» Exercise instructions: Extract the lines that hold the string "chez".

» Recorded information:
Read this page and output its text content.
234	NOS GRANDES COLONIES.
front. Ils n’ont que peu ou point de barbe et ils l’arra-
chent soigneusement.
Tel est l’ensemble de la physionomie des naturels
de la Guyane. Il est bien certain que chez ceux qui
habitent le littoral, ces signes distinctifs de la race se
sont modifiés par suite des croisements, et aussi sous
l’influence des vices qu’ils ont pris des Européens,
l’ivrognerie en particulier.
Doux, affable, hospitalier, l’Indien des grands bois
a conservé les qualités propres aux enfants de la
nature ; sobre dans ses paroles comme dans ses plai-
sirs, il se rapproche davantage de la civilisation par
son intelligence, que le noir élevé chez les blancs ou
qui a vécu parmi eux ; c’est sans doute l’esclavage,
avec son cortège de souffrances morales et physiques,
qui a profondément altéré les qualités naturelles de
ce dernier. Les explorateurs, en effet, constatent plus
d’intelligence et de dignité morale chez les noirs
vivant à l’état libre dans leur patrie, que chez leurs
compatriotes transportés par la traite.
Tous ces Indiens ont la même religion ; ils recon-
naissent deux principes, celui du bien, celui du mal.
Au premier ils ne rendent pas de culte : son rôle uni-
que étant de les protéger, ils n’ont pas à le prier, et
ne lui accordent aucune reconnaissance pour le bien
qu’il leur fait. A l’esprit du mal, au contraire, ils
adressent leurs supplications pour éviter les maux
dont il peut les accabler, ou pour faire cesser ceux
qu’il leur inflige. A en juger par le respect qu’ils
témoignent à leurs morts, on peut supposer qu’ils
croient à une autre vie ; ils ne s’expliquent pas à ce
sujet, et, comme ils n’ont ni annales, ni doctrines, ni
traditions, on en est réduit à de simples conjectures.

» Exercise result:
de la Guyane. Il est bien certain que chez ceux qui
son intelligence, que le noir élevé chez les blancs ou
d’intelligence et de dignité morale chez les noirs
vivant à l’état libre dans leur patrie, que chez leurs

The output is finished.